-------- Estratto selezionato
Gli ermellini hanno affermato che il giudice non è vincolato dalla qualificazione giuridica della fattispecie proposta dalle parti. Nel caso de quo, mentre inizialmente la vicenda era stata inquadrata nell’ambito dell’art. 2043 del Codice Civile (responsabilità aquiliana per fatto illecito), la Suprema Corte ha ritenuto più appropriato applicare l’art. 2052 c.c., che disciplina la responsabilità per danni cagionati da animali. In particolare, mentre l’art. 2043 c.c. prevede la responsabilità per danno ingiusto causato con dolo o colpa, richiedendo quindi la prova di un comportamento colposo o doloso dell’ente; l’art. 2052 c.c. stabilisce la responsabilità oggettiva del proprietario di un animale per i danni da esso causati, salvo prova del caso fortuito.
----------------
-------- Dati forniti
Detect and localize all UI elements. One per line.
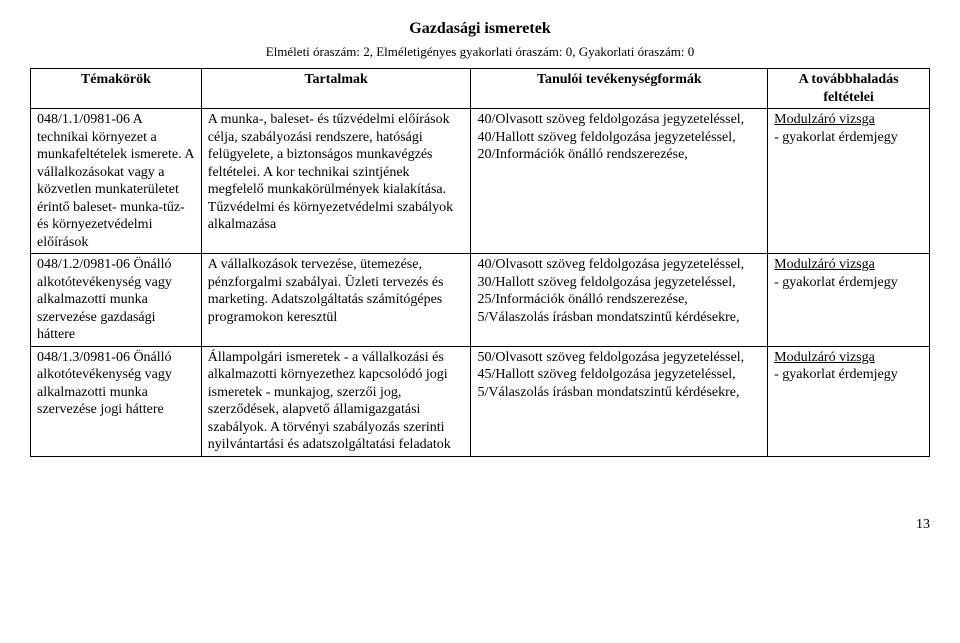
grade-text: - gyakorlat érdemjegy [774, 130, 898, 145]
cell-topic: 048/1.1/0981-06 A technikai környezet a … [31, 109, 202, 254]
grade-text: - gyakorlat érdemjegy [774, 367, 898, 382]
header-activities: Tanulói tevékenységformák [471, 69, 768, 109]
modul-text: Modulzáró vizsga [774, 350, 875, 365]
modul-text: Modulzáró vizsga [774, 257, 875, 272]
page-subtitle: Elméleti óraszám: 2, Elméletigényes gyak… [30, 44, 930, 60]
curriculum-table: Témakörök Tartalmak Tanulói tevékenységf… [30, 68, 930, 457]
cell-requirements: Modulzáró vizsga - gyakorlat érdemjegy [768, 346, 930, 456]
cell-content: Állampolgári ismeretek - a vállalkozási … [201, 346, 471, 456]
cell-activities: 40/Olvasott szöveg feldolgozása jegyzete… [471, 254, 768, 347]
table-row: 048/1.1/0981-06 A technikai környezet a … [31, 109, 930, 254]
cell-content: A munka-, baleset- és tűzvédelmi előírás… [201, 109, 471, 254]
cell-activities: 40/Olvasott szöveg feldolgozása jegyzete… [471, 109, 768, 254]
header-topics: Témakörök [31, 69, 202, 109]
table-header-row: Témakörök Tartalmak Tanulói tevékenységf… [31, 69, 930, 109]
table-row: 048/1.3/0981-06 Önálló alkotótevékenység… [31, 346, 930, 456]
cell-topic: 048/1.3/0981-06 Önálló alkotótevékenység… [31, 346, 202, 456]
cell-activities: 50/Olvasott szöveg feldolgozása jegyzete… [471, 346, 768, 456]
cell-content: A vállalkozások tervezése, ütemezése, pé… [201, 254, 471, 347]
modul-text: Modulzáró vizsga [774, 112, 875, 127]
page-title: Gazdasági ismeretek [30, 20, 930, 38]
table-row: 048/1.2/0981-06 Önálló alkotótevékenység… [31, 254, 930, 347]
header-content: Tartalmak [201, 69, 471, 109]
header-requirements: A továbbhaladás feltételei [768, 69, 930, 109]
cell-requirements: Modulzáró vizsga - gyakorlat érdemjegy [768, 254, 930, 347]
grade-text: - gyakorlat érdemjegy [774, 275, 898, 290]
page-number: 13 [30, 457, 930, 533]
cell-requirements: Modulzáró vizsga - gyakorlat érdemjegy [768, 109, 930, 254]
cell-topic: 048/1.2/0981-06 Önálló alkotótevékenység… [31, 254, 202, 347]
----------------
● Attività da svolgere
**A)** Riproduci fedelmente il brano sulla responsabilità per danni da animali da "Gli ermellini hanno" fino a "del caso fortuito." incluso.
**B)** Prosegui il brano sulla responsabilità per danni da animali a partire dalla sua ultima frase.
Le voci non hanno alcun legame con il brano sulla responsabilità per danni da animali.

● Risposte alle attività
**A)**
Gli ermellini hanno affermato che il giudice non è vincolato dalla qualificazione giuridica della fattispecie proposta dalle parti. Nel caso de quo, mentre inizialmente la vicenda era stata inquadrata nell’ambito dell’art. 2043 del Codice Civile (responsabilità aquiliana per fatto illecito), la Suprema Corte ha ritenuto più appropriato applicare l’art. 2052 c.c., che disciplina la responsabilità per danni cagionati da animali. In particolare, mentre l’art. 2043 c.c. prevede la responsabilità per danno ingiusto causato con dolo o colpa, richiedendo quindi la prova di un comportamento colposo o doloso dell’ente; l’art. 2052 c.c. stabilisce la responsabilità oggettiva del proprietario di un animale per i danni da esso causati, salvo prova del caso fortuito.

**B)**
Di conseguenza, la Corte ha posto l’accento sull’onere della prova, spostandolo sull’ente pubblico (in questo caso, la Regione). Secondo l’art. 2052 c.c., infatti, l’ente può essere esonerato dalla responsabilità solo dimostrando che l’evento dannoso è stato causato da un caso fortuito, cioè da un evento imprevedibile e inevitabile nonostante l’adozione di misure adeguate e diligenti per la gestione della fauna selvatica. Questo implica che la Regione avrebbe dovuto provare che l’attraversamento del capriolo sulla strada era non solo imprevedibile, non rientrante cioè tra gli eventi normalmente prevedibili nella zona specifica, considerata la presenza della fauna selvatica, ma anche inevitabile, ossia non era possibile prevenire l’evento anche con l’adozione di misure preventive ragionevoli e adeguate, come recinzioni o segnaletica specifica.
Evoluzione giurisprudenziale
All’interno del nostro Codice Civile l’art. 2052 c.c. disciplina specificatamente il danno cagionato da animali; “Il proprietario di un animale o chi se ne serve per il tempo in cui lo ha in uso, è responsabile dei danni cagionati dall’animale, sia che fosse sotto la sua custodia, sia che fosse smarrito o fuggito, salvo che provi il caso fortuito”.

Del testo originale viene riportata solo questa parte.